>>

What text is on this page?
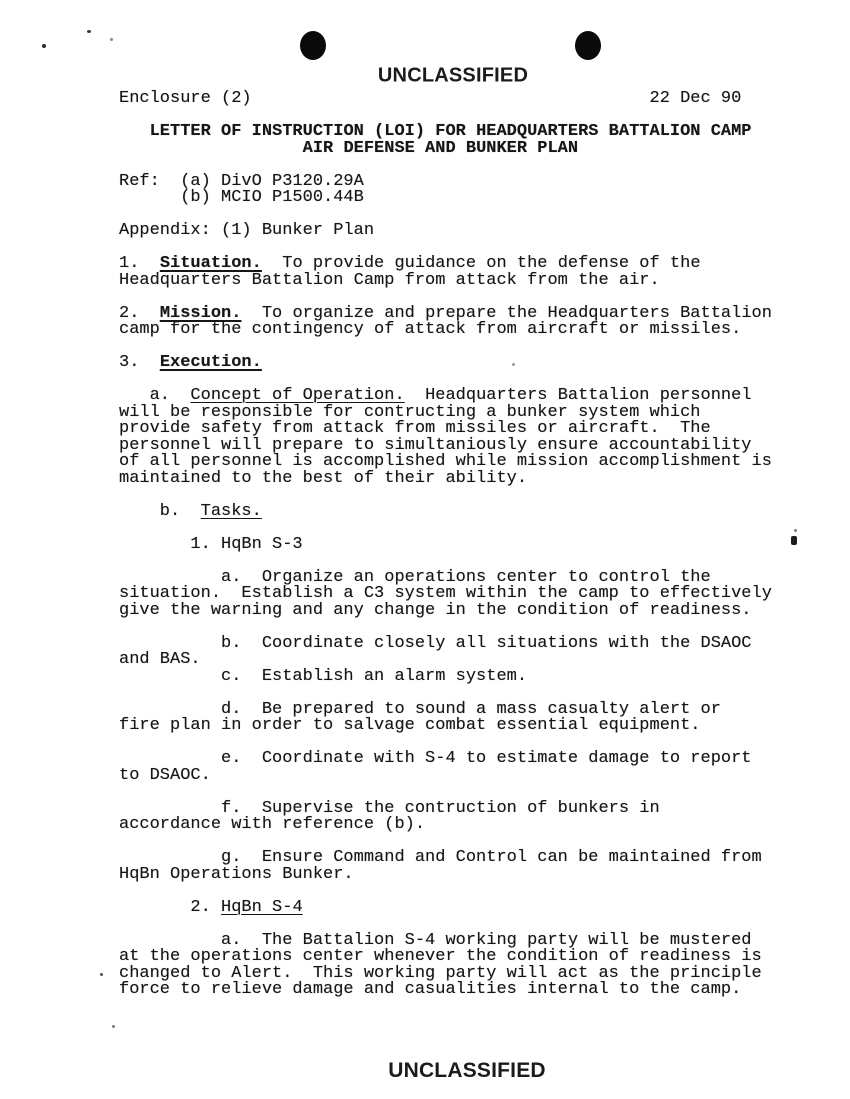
UNCLASSIFIED
Enclosure (2)                                       22 Dec 90

LETTER OF INSTRUCTION (LOI) FOR HEADQUARTERS BATTALION CAMP
AIR DEFENSE AND BUNKER PLAN

Ref:  (a) DivO P3120.29A
(b) MCIO P1500.44B

Appendix: (1) Bunker Plan

1.  Situation.  To provide guidance on the defense of the
Headquarters Battalion Camp from attack from the air.

2.  Mission.  To organize and prepare the Headquarters Battalion
camp for the contingency of attack from aircraft or missiles.

3.  Execution.

a.  Concept of Operation.  Headquarters Battalion personnel
will be responsible for contructing a bunker system which
provide safety from attack from missiles or aircraft.  The
personnel will prepare to simultaniously ensure accountability
of all personnel is accomplished while mission accomplishment is
maintained to the best of their ability.

b.  Tasks.

1. HqBn S-3

a.  Organize an operations center to control the
situation.  Establish a C3 system within the camp to effectively
give the warning and any change in the condition of readiness.

b.  Coordinate closely all situations with the DSAOC
and BAS.
c.  Establish an alarm system.

d.  Be prepared to sound a mass casualty alert or
fire plan in order to salvage combat essential equipment.

e.  Coordinate with S-4 to estimate damage to report
to DSAOC.

f.  Supervise the contruction of bunkers in
accordance with reference (b).

g.  Ensure Command and Control can be maintained from
HqBn Operations Bunker.

2. HqBn S-4

a.  The Battalion S-4 working party will be mustered
at the operations center whenever the condition of readiness is
changed to Alert.  This working party will act as the principle
force to relieve damage and casualities internal to the camp.
UNCLASSIFIED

<<

Exercise
Omit each picture, then return all of the listing exactly as it stands.

Complete output
What text is on this page?
UNCLASSIFIED
Enclosure (2)                                       22 Dec 90

LETTER OF INSTRUCTION (LOI) FOR HEADQUARTERS BATTALION CAMP
AIR DEFENSE AND BUNKER PLAN

Ref:  (a) DivO P3120.29A
(b) MCIO P1500.44B

Appendix: (1) Bunker Plan

1.  Situation.  To provide guidance on the defense of the
Headquarters Battalion Camp from attack from the air.

2.  Mission.  To organize and prepare the Headquarters Battalion
camp for the contingency of attack from aircraft or missiles.

3.  Execution.

a.  Concept of Operation.  Headquarters Battalion personnel
will be responsible for contructing a bunker system which
provide safety from attack from missiles or aircraft.  The
personnel will prepare to simultaniously ensure accountability
of all personnel is accomplished while mission accomplishment is
maintained to the best of their ability.

b.  Tasks.

1. HqBn S-3

a.  Organize an operations center to control the
situation.  Establish a C3 system within the camp to effectively
give the warning and any change in the condition of readiness.

b.  Coordinate closely all situations with the DSAOC
and BAS.
c.  Establish an alarm system.

d.  Be prepared to sound a mass casualty alert or
fire plan in order to salvage combat essential equipment.

e.  Coordinate with S-4 to estimate damage to report
to DSAOC.

f.  Supervise the contruction of bunkers in
accordance with reference (b).

g.  Ensure Command and Control can be maintained from
HqBn Operations Bunker.

2. HqBn S-4

a.  The Battalion S-4 working party will be mustered
at the operations center whenever the condition of readiness is
changed to Alert.  This working party will act as the principle
force to relieve damage and casualities internal to the camp.
UNCLASSIFIED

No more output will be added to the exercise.